Copy out the lines that include the word "representation".
═════ EXTRACTED RECORDS ═════
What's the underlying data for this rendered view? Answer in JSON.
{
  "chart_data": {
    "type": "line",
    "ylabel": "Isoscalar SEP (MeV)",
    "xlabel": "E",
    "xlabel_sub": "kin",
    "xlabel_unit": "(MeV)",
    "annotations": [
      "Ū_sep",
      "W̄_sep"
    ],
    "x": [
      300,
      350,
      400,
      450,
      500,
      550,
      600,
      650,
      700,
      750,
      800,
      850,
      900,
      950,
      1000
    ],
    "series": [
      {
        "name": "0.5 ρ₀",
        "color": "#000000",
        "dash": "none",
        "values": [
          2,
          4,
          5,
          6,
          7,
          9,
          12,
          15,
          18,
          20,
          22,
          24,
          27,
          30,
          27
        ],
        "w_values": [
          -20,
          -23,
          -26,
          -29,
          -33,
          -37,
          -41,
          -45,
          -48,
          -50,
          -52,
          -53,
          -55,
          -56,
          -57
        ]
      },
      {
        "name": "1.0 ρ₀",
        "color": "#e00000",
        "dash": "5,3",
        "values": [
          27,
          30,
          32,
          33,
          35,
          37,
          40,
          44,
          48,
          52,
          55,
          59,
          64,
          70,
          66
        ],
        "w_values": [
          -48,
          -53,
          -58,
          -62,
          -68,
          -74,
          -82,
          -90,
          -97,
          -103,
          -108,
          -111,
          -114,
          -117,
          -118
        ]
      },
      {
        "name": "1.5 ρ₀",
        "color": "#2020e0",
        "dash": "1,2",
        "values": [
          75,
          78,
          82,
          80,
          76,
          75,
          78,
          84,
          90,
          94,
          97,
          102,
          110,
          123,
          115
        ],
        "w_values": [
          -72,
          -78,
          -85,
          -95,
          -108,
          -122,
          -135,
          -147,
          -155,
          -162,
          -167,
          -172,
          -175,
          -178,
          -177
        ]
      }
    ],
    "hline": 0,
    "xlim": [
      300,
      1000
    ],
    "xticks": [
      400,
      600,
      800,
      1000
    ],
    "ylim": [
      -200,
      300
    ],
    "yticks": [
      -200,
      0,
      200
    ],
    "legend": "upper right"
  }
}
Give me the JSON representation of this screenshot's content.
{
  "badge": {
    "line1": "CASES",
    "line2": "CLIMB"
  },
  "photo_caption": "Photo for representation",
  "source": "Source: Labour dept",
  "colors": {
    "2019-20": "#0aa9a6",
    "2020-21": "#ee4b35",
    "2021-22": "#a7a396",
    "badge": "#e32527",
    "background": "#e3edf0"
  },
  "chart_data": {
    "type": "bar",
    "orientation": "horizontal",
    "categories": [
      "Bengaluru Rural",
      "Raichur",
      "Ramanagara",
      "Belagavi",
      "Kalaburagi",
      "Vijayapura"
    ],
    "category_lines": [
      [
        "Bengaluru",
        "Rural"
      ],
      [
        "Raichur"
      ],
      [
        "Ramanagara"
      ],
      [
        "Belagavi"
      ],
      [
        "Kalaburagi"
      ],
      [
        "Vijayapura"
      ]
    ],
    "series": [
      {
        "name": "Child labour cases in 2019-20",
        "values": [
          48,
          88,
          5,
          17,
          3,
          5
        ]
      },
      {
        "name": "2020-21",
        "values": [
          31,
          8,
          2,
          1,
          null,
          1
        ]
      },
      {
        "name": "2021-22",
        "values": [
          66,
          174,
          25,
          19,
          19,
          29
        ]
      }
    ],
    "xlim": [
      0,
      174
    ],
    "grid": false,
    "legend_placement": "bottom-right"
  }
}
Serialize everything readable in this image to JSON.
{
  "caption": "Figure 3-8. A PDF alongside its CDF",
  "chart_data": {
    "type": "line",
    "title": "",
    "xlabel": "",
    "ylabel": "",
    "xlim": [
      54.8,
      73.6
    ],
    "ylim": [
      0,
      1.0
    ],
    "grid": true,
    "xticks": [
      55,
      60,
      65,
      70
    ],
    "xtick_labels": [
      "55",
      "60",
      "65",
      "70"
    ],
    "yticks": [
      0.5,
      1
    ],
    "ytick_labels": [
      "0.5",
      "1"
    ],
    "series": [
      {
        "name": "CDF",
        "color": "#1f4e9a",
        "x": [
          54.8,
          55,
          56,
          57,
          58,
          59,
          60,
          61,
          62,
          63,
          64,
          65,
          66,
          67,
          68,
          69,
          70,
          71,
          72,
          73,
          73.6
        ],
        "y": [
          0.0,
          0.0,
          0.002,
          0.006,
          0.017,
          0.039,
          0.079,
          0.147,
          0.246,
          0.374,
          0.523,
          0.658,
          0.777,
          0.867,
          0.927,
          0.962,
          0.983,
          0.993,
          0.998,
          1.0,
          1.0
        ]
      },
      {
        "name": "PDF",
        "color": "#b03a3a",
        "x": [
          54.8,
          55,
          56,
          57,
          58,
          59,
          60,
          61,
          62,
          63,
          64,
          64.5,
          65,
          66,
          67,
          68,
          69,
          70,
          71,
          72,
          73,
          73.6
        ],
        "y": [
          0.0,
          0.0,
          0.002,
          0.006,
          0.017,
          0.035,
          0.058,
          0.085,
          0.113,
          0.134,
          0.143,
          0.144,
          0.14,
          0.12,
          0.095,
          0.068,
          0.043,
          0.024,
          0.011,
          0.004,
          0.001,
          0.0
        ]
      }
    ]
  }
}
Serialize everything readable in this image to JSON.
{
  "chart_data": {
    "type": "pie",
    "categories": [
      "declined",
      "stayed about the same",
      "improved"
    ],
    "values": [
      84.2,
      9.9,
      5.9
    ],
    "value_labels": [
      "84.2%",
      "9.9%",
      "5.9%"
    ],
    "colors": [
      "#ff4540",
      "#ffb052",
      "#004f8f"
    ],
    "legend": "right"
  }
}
═════
RESULT >>
Give me the JSON representation of this screenshot's content.
  "photo_caption": "Photo for representation",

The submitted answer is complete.